- _Work to do_: Tally the lines below that contain "name". The number is the whole answer.

The input start

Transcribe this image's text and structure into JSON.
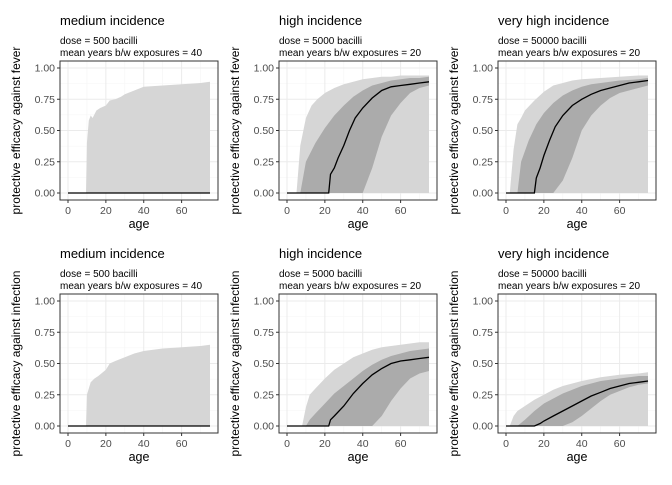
{
  "chart_data": [
    {
      "type": "area",
      "title": "medium incidence",
      "subtitle_lines": [
        "dose = 500 bacilli",
        "mean years b/w exposures = 40"
      ],
      "xlabel": "age",
      "ylabel": "protective efficacy against fever",
      "xlim": [
        0,
        75
      ],
      "ylim": [
        0,
        1
      ],
      "xticks": [
        0,
        20,
        40,
        60
      ],
      "yticks": [
        0,
        0.25,
        0.5,
        0.75,
        1
      ],
      "ytick_labels": [
        "0.00",
        "0.25",
        "0.50",
        "0.75",
        "1.00"
      ],
      "grid": true,
      "series": [
        {
          "role": "outer-band",
          "x": [
            0,
            9.5,
            10,
            11,
            12,
            13,
            15,
            17,
            20,
            22,
            25,
            28,
            30,
            35,
            40,
            50,
            60,
            70,
            75
          ],
          "lower": [
            0,
            0,
            0,
            0,
            0,
            0,
            0,
            0,
            0,
            0,
            0,
            0,
            0,
            0,
            0,
            0,
            0,
            0,
            0
          ],
          "upper": [
            0,
            0,
            0.4,
            0.58,
            0.62,
            0.6,
            0.66,
            0.68,
            0.7,
            0.74,
            0.75,
            0.77,
            0.79,
            0.82,
            0.85,
            0.86,
            0.87,
            0.88,
            0.89
          ]
        },
        {
          "role": "inner-band",
          "x": [
            0,
            75
          ],
          "lower": [
            0,
            0
          ],
          "upper": [
            0,
            0
          ]
        },
        {
          "role": "median",
          "x": [
            0,
            75
          ],
          "y": [
            0,
            0
          ]
        }
      ]
    },
    {
      "type": "area",
      "title": "high incidence",
      "subtitle_lines": [
        "dose = 5000 bacilli",
        "mean years b/w exposures = 20"
      ],
      "xlabel": "age",
      "ylabel": "protective efficacy against fever",
      "xlim": [
        0,
        75
      ],
      "ylim": [
        0,
        1
      ],
      "xticks": [
        0,
        20,
        40,
        60
      ],
      "yticks": [
        0,
        0.25,
        0.5,
        0.75,
        1
      ],
      "ytick_labels": [
        "0.00",
        "0.25",
        "0.50",
        "0.75",
        "1.00"
      ],
      "grid": true,
      "series": [
        {
          "role": "outer-band",
          "x": [
            0,
            5,
            7,
            10,
            13,
            16,
            20,
            25,
            30,
            35,
            40,
            45,
            50,
            55,
            60,
            65,
            70,
            75
          ],
          "lower": [
            0,
            0,
            0,
            0,
            0,
            0,
            0,
            0,
            0,
            0,
            0,
            0,
            0,
            0,
            0,
            0,
            0,
            0
          ],
          "upper": [
            0,
            0,
            0.38,
            0.6,
            0.7,
            0.75,
            0.8,
            0.84,
            0.87,
            0.89,
            0.91,
            0.92,
            0.93,
            0.93,
            0.94,
            0.94,
            0.94,
            0.94
          ]
        },
        {
          "role": "inner-band",
          "x": [
            0,
            7,
            10,
            15,
            20,
            25,
            30,
            35,
            40,
            45,
            50,
            55,
            60,
            65,
            70,
            75
          ],
          "lower": [
            0,
            0,
            0,
            0,
            0,
            0,
            0,
            0,
            0,
            0.2,
            0.45,
            0.62,
            0.72,
            0.8,
            0.84,
            0.86
          ],
          "upper": [
            0,
            0,
            0.25,
            0.4,
            0.52,
            0.62,
            0.7,
            0.77,
            0.82,
            0.86,
            0.88,
            0.9,
            0.91,
            0.92,
            0.92,
            0.93
          ]
        },
        {
          "role": "median",
          "x": [
            0,
            22,
            23,
            25,
            27,
            30,
            33,
            36,
            40,
            45,
            50,
            55,
            60,
            65,
            70,
            75
          ],
          "y": [
            0,
            0,
            0.15,
            0.2,
            0.28,
            0.38,
            0.5,
            0.6,
            0.68,
            0.76,
            0.82,
            0.85,
            0.86,
            0.87,
            0.88,
            0.89
          ]
        }
      ]
    },
    {
      "type": "area",
      "title": "very high incidence",
      "subtitle_lines": [
        "dose = 50000 bacilli",
        "mean years b/w exposures = 20"
      ],
      "xlabel": "age",
      "ylabel": "protective efficacy against fever",
      "xlim": [
        0,
        75
      ],
      "ylim": [
        0,
        1
      ],
      "xticks": [
        0,
        20,
        40,
        60
      ],
      "yticks": [
        0,
        0.25,
        0.5,
        0.75,
        1
      ],
      "ytick_labels": [
        "0.00",
        "0.25",
        "0.50",
        "0.75",
        "1.00"
      ],
      "grid": true,
      "series": [
        {
          "role": "outer-band",
          "x": [
            0,
            2,
            4,
            6,
            8,
            10,
            15,
            20,
            25,
            30,
            35,
            40,
            50,
            60,
            70,
            75
          ],
          "lower": [
            0,
            0,
            0,
            0,
            0,
            0,
            0,
            0,
            0,
            0,
            0,
            0,
            0,
            0,
            0,
            0
          ],
          "upper": [
            0,
            0,
            0.35,
            0.55,
            0.6,
            0.66,
            0.74,
            0.81,
            0.86,
            0.88,
            0.9,
            0.91,
            0.92,
            0.93,
            0.94,
            0.94
          ]
        },
        {
          "role": "inner-band",
          "x": [
            0,
            6,
            8,
            12,
            16,
            20,
            25,
            30,
            35,
            40,
            45,
            50,
            55,
            60,
            70,
            75
          ],
          "lower": [
            0,
            0,
            0,
            0,
            0,
            0,
            0,
            0.1,
            0.28,
            0.5,
            0.62,
            0.7,
            0.76,
            0.8,
            0.84,
            0.86
          ],
          "upper": [
            0,
            0,
            0.25,
            0.42,
            0.55,
            0.64,
            0.72,
            0.78,
            0.82,
            0.85,
            0.87,
            0.88,
            0.89,
            0.9,
            0.91,
            0.92
          ]
        },
        {
          "role": "median",
          "x": [
            0,
            15,
            16,
            18,
            20,
            23,
            26,
            30,
            35,
            40,
            45,
            50,
            55,
            60,
            65,
            70,
            75
          ],
          "y": [
            0,
            0,
            0.12,
            0.2,
            0.3,
            0.42,
            0.53,
            0.62,
            0.7,
            0.75,
            0.79,
            0.82,
            0.84,
            0.86,
            0.88,
            0.89,
            0.9
          ]
        }
      ]
    },
    {
      "type": "area",
      "title": "medium incidence",
      "subtitle_lines": [
        "dose = 500 bacilli",
        "mean years b/w exposures = 40"
      ],
      "xlabel": "age",
      "ylabel": "protective efficacy against infection",
      "xlim": [
        0,
        75
      ],
      "ylim": [
        0,
        1
      ],
      "xticks": [
        0,
        20,
        40,
        60
      ],
      "yticks": [
        0,
        0.25,
        0.5,
        0.75,
        1
      ],
      "ytick_labels": [
        "0.00",
        "0.25",
        "0.50",
        "0.75",
        "1.00"
      ],
      "grid": true,
      "series": [
        {
          "role": "outer-band",
          "x": [
            0,
            9.5,
            10,
            11,
            12,
            14,
            16,
            20,
            22,
            25,
            30,
            35,
            40,
            50,
            60,
            70,
            75
          ],
          "lower": [
            0,
            0,
            0,
            0,
            0,
            0,
            0,
            0,
            0,
            0,
            0,
            0,
            0,
            0,
            0,
            0,
            0
          ],
          "upper": [
            0,
            0,
            0.25,
            0.3,
            0.35,
            0.38,
            0.4,
            0.45,
            0.5,
            0.52,
            0.55,
            0.58,
            0.6,
            0.62,
            0.63,
            0.64,
            0.65
          ]
        },
        {
          "role": "inner-band",
          "x": [
            0,
            75
          ],
          "lower": [
            0,
            0
          ],
          "upper": [
            0,
            0
          ]
        },
        {
          "role": "median",
          "x": [
            0,
            75
          ],
          "y": [
            0,
            0
          ]
        }
      ]
    },
    {
      "type": "area",
      "title": "high incidence",
      "subtitle_lines": [
        "dose = 5000 bacilli",
        "mean years b/w exposures = 20"
      ],
      "xlabel": "age",
      "ylabel": "protective efficacy against infection",
      "xlim": [
        0,
        75
      ],
      "ylim": [
        0,
        1
      ],
      "xticks": [
        0,
        20,
        40,
        60
      ],
      "yticks": [
        0,
        0.25,
        0.5,
        0.75,
        1
      ],
      "ytick_labels": [
        "0.00",
        "0.25",
        "0.50",
        "0.75",
        "1.00"
      ],
      "grid": true,
      "series": [
        {
          "role": "outer-band",
          "x": [
            0,
            8,
            10,
            12,
            15,
            20,
            25,
            30,
            35,
            40,
            45,
            50,
            55,
            60,
            65,
            70,
            75
          ],
          "lower": [
            0,
            0,
            0,
            0,
            0,
            0,
            0,
            0,
            0,
            0,
            0,
            0,
            0,
            0,
            0,
            0,
            0
          ],
          "upper": [
            0,
            0,
            0.15,
            0.25,
            0.3,
            0.38,
            0.45,
            0.5,
            0.55,
            0.58,
            0.61,
            0.63,
            0.64,
            0.65,
            0.66,
            0.67,
            0.67
          ]
        },
        {
          "role": "inner-band",
          "x": [
            0,
            10,
            12,
            15,
            20,
            25,
            30,
            35,
            40,
            45,
            50,
            55,
            60,
            65,
            70,
            75
          ],
          "lower": [
            0,
            0,
            0,
            0,
            0,
            0,
            0,
            0,
            0,
            0,
            0.08,
            0.2,
            0.3,
            0.38,
            0.42,
            0.44
          ],
          "upper": [
            0,
            0,
            0.05,
            0.1,
            0.18,
            0.26,
            0.32,
            0.38,
            0.44,
            0.49,
            0.53,
            0.56,
            0.58,
            0.6,
            0.61,
            0.62
          ]
        },
        {
          "role": "median",
          "x": [
            0,
            22,
            23,
            25,
            30,
            35,
            40,
            45,
            50,
            55,
            60,
            65,
            70,
            75
          ],
          "y": [
            0,
            0,
            0.05,
            0.08,
            0.16,
            0.26,
            0.34,
            0.41,
            0.46,
            0.5,
            0.52,
            0.53,
            0.54,
            0.55
          ]
        }
      ]
    },
    {
      "type": "area",
      "title": "very high incidence",
      "subtitle_lines": [
        "dose = 50000 bacilli",
        "mean years b/w exposures = 20"
      ],
      "xlabel": "age",
      "ylabel": "protective efficacy against infection",
      "xlim": [
        0,
        75
      ],
      "ylim": [
        0,
        1
      ],
      "xticks": [
        0,
        20,
        40,
        60
      ],
      "yticks": [
        0,
        0.25,
        0.5,
        0.75,
        1
      ],
      "ytick_labels": [
        "0.00",
        "0.25",
        "0.50",
        "0.75",
        "1.00"
      ],
      "grid": true,
      "series": [
        {
          "role": "outer-band",
          "x": [
            0,
            2,
            4,
            6,
            10,
            15,
            20,
            25,
            30,
            35,
            40,
            50,
            60,
            70,
            75
          ],
          "lower": [
            0,
            0,
            0,
            0,
            0,
            0,
            0,
            0,
            0,
            0,
            0,
            0,
            0,
            0,
            0
          ],
          "upper": [
            0,
            0,
            0.08,
            0.12,
            0.16,
            0.21,
            0.25,
            0.29,
            0.32,
            0.34,
            0.36,
            0.39,
            0.41,
            0.42,
            0.43
          ]
        },
        {
          "role": "inner-band",
          "x": [
            0,
            6,
            10,
            15,
            20,
            25,
            30,
            35,
            40,
            45,
            50,
            55,
            60,
            65,
            70,
            75
          ],
          "lower": [
            0,
            0,
            0,
            0,
            0,
            0,
            0,
            0.03,
            0.08,
            0.14,
            0.2,
            0.25,
            0.28,
            0.31,
            0.33,
            0.34
          ],
          "upper": [
            0,
            0,
            0.05,
            0.12,
            0.18,
            0.22,
            0.26,
            0.29,
            0.32,
            0.34,
            0.36,
            0.37,
            0.38,
            0.39,
            0.4,
            0.4
          ]
        },
        {
          "role": "median",
          "x": [
            0,
            15,
            18,
            20,
            25,
            30,
            35,
            40,
            45,
            50,
            55,
            60,
            65,
            70,
            75
          ],
          "y": [
            0,
            0,
            0.02,
            0.04,
            0.08,
            0.12,
            0.16,
            0.2,
            0.24,
            0.27,
            0.3,
            0.32,
            0.34,
            0.35,
            0.36
          ]
        }
      ]
    }
  ],
  "colors": {
    "outer_band": "#d6d6d6",
    "inner_band": "#ababab",
    "median_line": "#000000",
    "panel_border": "#333333",
    "grid_major": "#ebebeb",
    "grid_minor": "#f5f5f5",
    "tick_text": "#4d4d4d"
  }
}
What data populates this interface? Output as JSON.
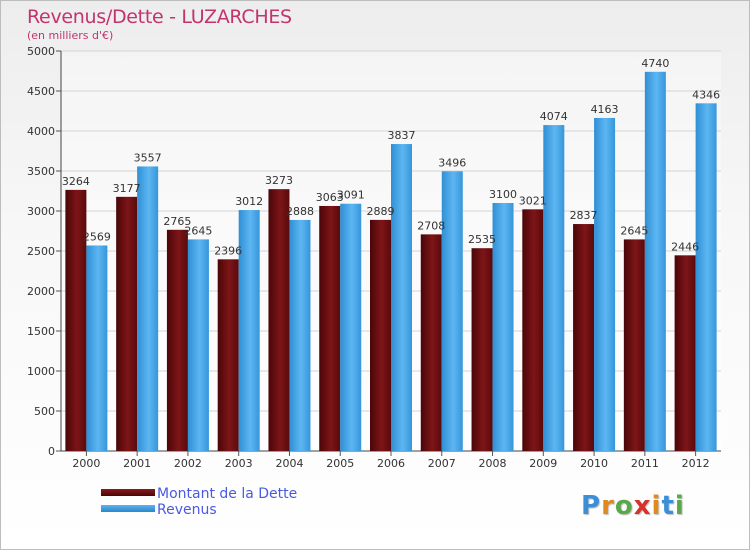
{
  "header": {
    "title": "Revenus/Dette - LUZARCHES",
    "subtitle": "(en milliers d'€)"
  },
  "legend": {
    "items": [
      {
        "label": "Montant de la Dette",
        "color": "#6b0f12"
      },
      {
        "label": "Revenus",
        "color": "#3e9ee0"
      }
    ]
  },
  "logo": {
    "letters": [
      "P",
      "r",
      "o",
      "x",
      "i",
      "t",
      "i"
    ],
    "colors": [
      "#3a8fd6",
      "#e08a1e",
      "#5aa84a",
      "#d6322e",
      "#e08a1e",
      "#3a8fd6",
      "#5aa84a"
    ]
  },
  "chart_data": {
    "type": "bar",
    "categories": [
      "2000",
      "2001",
      "2002",
      "2003",
      "2004",
      "2005",
      "2006",
      "2007",
      "2008",
      "2009",
      "2010",
      "2011",
      "2012"
    ],
    "series": [
      {
        "name": "Montant de la Dette",
        "color": "#6b0f12",
        "values": [
          3264,
          3177,
          2765,
          2396,
          3273,
          3063,
          2889,
          2708,
          2535,
          3021,
          2837,
          2645,
          2446
        ]
      },
      {
        "name": "Revenus",
        "color": "#3e9ee0",
        "values": [
          2569,
          3557,
          2645,
          3012,
          2888,
          3091,
          3837,
          3496,
          3100,
          4074,
          4163,
          4740,
          4346
        ]
      }
    ],
    "ylim": [
      0,
      5000
    ],
    "yticks": [
      0,
      500,
      1000,
      1500,
      2000,
      2500,
      3000,
      3500,
      4000,
      4500,
      5000
    ],
    "grid": true,
    "xlabel": "",
    "ylabel": ""
  }
}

The input end

- _Response to this task_: 2